Excerpted passage:
This modest EITC was extended to these workers in significant part because their federal tax burdens had escalated sharply since 1980 as a consequence of a series of regressive payroll and excise tax increases. A Congressional Budget Office analysis showed that between 1980 and 1993, the average federal tax burden of the poorest fifth of non-elderly households rose 38 percent. This dwarfed the increase in tax burdens borne by any other group of households in any income category (see Table 2). By 1993, the percentage of income that the poorest fifth of non-elderly households without children was paying in federal taxes was double the percentage of income paid by the poorest fifth of families with children and more than five times the percentage paid by the poorest fifth of elderly households.

The sharp increase in the tax burdens borne by these households occurred primarily because of a series of increases in Social Security, gasoline, and other excise taxes. For low-income families with children, these regressive tax increases were generally offset through EITC expansions. For poor workers without children, no offsetting actions were taken before 1993. Accordingly, legislation enacted in 1993 established a modest EITC that offsets some or all of the employee share of the payroll tax that these workers pay.

In addition to offsetting a portion of these tax increases, the EITC for poor workers without children also nearly completed a piece of unfinished business from the 1986 Tax Reform Act. One of that Act's goals, often espoused by President Reagan,

was to eliminate income tax burdens on workers below the poverty line so they would not be taxed deeper into poverty. The 1986 Act accomplished this goal for all tax filers except non-elderly single individuals; prior to extension of the EITC to these workers, a single non-elderly worker still began to owe federal income tax when his or her income was well below the poverty line. The EITC raised the income level at which these workers begin owing income tax closer to, although not all the way to, the poverty line.

[Listings of boxed layout items]
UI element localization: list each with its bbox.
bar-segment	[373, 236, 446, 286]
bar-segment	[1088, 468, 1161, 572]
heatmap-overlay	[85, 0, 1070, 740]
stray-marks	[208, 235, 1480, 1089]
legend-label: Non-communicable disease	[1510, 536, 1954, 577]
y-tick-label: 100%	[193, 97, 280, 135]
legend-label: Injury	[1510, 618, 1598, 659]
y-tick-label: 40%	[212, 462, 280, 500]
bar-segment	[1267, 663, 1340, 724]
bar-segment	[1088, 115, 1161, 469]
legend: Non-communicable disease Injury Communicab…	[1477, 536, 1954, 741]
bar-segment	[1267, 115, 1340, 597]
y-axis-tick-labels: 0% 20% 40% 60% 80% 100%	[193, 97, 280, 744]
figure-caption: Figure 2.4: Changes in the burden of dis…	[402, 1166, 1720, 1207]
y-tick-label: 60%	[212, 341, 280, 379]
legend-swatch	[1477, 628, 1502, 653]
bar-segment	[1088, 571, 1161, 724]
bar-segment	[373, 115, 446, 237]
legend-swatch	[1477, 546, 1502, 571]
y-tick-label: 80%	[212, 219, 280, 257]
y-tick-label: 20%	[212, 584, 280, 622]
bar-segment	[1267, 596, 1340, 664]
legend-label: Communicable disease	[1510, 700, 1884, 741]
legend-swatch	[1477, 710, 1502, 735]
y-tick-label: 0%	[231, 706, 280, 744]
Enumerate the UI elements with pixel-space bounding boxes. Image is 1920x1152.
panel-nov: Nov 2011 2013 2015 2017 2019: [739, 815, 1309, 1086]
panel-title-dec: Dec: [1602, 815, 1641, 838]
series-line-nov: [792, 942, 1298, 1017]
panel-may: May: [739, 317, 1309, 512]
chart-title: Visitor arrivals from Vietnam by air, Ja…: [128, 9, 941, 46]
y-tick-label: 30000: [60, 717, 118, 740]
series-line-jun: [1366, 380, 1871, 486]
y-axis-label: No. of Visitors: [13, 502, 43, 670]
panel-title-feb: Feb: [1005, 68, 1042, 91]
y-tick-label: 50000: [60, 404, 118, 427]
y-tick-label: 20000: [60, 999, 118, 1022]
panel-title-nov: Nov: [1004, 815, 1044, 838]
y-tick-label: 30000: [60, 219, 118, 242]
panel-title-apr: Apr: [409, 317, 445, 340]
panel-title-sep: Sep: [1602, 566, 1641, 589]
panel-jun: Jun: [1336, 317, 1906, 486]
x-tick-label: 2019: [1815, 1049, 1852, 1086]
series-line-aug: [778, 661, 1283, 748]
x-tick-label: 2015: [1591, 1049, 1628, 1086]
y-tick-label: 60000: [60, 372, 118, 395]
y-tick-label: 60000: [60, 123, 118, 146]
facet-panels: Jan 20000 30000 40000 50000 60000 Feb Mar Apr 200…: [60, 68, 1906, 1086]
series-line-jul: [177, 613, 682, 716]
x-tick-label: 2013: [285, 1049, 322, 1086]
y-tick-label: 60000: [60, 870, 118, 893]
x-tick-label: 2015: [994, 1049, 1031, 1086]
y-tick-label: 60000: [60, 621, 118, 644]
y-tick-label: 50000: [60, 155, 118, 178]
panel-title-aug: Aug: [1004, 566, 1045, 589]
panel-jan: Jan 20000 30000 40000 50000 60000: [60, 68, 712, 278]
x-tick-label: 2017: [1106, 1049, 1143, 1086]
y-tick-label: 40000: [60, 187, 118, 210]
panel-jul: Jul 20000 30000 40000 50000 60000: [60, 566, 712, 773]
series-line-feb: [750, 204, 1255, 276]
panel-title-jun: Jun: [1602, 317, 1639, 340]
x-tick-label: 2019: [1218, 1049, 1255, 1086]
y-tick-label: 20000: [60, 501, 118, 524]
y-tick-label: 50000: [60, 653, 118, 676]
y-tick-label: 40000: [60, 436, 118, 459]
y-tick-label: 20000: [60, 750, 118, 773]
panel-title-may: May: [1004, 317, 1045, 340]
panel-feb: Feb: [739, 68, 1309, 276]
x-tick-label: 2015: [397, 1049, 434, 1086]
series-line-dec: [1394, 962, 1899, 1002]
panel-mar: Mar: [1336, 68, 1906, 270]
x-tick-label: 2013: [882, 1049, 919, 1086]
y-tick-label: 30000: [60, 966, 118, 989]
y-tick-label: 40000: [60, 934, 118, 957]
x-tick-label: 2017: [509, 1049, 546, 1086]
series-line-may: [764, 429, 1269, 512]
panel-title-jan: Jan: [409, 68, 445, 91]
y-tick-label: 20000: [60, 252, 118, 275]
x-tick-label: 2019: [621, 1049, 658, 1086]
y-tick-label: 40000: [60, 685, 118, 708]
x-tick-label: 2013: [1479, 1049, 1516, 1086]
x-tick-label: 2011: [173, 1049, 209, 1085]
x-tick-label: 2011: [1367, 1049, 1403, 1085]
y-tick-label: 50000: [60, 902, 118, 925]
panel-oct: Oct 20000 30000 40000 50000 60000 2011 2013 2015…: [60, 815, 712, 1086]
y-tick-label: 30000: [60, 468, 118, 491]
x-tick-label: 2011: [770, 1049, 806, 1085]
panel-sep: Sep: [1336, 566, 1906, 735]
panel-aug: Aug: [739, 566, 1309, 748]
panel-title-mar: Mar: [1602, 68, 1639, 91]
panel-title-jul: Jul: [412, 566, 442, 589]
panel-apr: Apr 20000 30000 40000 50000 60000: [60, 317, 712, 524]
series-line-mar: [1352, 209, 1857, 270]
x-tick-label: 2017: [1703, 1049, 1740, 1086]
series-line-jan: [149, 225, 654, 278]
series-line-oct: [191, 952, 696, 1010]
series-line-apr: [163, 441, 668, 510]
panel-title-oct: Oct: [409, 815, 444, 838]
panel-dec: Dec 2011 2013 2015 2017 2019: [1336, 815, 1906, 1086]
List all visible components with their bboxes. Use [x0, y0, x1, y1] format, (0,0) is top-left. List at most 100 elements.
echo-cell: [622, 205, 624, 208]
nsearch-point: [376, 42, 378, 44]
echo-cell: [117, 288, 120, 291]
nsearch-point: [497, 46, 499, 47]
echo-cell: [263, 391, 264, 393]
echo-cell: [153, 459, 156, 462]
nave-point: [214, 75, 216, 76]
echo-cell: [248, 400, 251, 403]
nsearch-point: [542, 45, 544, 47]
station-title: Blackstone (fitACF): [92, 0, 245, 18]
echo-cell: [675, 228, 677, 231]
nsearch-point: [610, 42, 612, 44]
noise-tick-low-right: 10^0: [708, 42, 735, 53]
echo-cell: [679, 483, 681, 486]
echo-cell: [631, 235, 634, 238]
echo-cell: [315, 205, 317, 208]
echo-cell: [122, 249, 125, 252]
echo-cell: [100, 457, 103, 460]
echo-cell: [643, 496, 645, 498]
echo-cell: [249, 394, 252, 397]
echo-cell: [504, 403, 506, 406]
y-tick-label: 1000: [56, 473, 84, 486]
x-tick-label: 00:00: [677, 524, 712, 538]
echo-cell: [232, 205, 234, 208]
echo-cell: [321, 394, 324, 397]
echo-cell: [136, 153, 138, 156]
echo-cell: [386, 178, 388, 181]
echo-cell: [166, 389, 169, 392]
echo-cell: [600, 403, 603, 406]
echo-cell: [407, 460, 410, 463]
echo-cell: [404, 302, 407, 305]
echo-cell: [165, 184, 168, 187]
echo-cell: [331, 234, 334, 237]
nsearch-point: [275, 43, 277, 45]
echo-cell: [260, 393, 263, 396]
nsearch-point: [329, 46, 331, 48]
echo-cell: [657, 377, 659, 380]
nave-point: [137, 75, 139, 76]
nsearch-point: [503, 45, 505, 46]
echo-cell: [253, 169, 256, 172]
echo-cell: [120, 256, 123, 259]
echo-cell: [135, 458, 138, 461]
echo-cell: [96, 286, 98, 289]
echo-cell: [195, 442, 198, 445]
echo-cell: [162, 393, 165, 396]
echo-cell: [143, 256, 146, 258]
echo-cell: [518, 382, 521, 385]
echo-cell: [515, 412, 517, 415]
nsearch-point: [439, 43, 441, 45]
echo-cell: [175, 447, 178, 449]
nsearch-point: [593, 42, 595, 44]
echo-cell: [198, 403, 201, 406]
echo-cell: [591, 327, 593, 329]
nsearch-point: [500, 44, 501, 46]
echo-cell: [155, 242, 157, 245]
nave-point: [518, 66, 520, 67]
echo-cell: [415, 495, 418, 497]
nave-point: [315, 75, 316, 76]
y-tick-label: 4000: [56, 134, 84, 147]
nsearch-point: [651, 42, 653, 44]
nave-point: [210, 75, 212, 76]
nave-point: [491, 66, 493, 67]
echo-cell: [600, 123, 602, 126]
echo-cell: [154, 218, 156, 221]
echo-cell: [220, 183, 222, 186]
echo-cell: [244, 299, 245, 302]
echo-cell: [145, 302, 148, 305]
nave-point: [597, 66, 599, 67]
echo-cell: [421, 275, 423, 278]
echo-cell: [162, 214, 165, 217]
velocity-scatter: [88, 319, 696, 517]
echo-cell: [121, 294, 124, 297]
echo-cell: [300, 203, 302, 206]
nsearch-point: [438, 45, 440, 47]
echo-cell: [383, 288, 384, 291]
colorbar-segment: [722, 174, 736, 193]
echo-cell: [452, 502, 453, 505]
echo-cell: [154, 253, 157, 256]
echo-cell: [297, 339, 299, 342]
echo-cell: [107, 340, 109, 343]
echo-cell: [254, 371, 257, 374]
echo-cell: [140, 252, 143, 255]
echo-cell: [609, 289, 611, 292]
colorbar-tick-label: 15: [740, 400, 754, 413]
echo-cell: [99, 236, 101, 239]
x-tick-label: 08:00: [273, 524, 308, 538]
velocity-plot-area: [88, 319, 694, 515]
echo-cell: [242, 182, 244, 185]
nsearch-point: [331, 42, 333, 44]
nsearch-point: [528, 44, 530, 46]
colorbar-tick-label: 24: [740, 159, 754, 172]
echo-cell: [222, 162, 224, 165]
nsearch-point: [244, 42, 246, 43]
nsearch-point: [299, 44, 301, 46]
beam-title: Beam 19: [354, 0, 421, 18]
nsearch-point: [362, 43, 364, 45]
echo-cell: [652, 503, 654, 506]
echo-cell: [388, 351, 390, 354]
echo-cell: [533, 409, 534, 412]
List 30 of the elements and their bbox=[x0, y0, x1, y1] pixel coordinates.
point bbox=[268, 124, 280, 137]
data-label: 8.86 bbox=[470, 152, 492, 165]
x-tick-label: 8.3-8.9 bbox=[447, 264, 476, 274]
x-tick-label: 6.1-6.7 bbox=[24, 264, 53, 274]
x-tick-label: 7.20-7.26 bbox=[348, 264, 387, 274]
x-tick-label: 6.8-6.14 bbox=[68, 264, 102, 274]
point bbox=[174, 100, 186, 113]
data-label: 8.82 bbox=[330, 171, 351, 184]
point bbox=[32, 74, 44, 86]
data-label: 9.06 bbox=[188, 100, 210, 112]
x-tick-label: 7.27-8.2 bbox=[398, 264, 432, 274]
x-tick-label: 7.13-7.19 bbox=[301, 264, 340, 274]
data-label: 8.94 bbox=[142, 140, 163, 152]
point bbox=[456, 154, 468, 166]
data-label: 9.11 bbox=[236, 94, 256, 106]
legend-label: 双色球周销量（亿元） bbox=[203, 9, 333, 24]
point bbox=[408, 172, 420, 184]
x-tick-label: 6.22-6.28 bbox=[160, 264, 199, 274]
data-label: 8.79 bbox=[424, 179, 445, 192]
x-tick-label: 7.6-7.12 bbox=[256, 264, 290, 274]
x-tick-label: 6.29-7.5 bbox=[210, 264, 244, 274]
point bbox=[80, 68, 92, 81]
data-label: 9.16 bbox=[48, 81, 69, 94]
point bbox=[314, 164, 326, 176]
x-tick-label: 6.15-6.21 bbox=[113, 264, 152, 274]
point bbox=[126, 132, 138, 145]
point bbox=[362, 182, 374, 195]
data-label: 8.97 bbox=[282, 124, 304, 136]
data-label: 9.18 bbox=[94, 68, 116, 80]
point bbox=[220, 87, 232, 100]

Exercise instructions:
(1) According to the EITC passage, by what percentage did the average federal tax burden of the poorest fifth of non-elderly households rise between 1980 and 1993?
(2) Reproduce the EITC passage word for word from "This modest EITC" to "of elderly households.".
(3) Proceed with the EITC passage, writing what comes after its final sentence.
These lines were drawn from a separate source.

Replies:
(1) It rose 38 percent.

(2)
This modest EITC was extended to these workers in significant part because their federal tax burdens had escalated sharply since 1980 as a consequence of a series of regressive payroll and excise tax increases. A Congressional Budget Office analysis showed that between 1980 and 1993, the average federal tax burden of the poorest fifth of non-elderly households rose 38 percent. This dwarfed the increase in tax burdens borne by any other group of households in any income category (see Table 2). By 1993, the percentage of income that the poorest fifth of non-elderly households without children was paying in federal taxes was double the percentage of income paid by the poorest fifth of families with children and more than five times the percentage paid by the poorest fifth of elderly households.

(3)
Today, single working individuals remain the one group of workers in America who begin to owe federal income tax while still in poverty. Elimination of the small EITC they receive would enlarge this problem and tax them deeper into poverty. It also bears mentioning that these households received virtually no benefit from the tax cuts enacted in 1997.

Table 2
Changes in Federal Tax Burdens, 1980-1993

   Household Category   Change in the Percentage of Income Consumed
by Federal Taxes
Non-elderly households without children

poorest fifth

+38%

middle fifth

5

top fifth

-3

All households

poorest fifth

4%

middle fifth

-2

top fifth

-3

Source: Congressional Budget Office data published in House Committee on Ways and Means, 1992 Green Book, pp. 1526-7.  

 

Even with EITC, Childless Workers Still Face Large Tax Burdens

A recent Congressional Budget Office analysis shows that even with the EITC, poor households without children face tax burdens that are unusually high given their low-income status.(3) The CBO study estimates that the poorest fifth of non-elderly married couples without children will pay an average of 11 percent of their income in federal taxes in 1999 and the poorest fifth of non-elderly individuals living alone will pay 17.1 percent. These figures far surpass the percentage of income that poor elderly individuals and poor families with children pay. In fact, the 17.1 percent-of-income that the poorest fifth of non-elderly individuals pay in federal taxes is nearly as large as the average tax burden that the middle fifth of families with children bear. The percentage of income that these poor individuals and couples without children must pay in federal taxes will climb to still higher levels if the EITC for poor workers without children is abolished.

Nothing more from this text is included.